Below are some records. Pull every line that contains the word "values".

######

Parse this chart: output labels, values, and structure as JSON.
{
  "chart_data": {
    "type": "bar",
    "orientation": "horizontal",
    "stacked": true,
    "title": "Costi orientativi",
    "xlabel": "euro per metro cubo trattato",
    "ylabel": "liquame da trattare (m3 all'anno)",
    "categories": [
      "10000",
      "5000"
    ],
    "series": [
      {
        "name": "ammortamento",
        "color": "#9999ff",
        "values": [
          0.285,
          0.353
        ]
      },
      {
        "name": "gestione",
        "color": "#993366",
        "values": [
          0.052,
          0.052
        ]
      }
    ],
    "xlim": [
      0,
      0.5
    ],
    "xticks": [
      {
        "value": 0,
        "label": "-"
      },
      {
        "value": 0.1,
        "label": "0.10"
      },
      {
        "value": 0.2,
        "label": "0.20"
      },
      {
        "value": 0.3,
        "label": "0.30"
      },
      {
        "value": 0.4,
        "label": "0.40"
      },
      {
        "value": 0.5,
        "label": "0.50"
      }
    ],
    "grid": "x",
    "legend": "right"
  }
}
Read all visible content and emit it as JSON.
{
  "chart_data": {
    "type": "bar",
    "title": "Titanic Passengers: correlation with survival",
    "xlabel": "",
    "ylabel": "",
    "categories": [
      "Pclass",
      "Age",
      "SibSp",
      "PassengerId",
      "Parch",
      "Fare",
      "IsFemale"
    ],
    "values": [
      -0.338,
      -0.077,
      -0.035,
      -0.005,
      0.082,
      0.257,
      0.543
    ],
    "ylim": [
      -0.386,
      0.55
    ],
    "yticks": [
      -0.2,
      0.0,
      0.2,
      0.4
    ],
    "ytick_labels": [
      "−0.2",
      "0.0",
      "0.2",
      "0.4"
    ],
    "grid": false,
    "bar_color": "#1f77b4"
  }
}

######

**TASK ANSWER**
Parse this chart: output labels, values, and structure as JSON.
        "values": [
        "values": [
    "values": [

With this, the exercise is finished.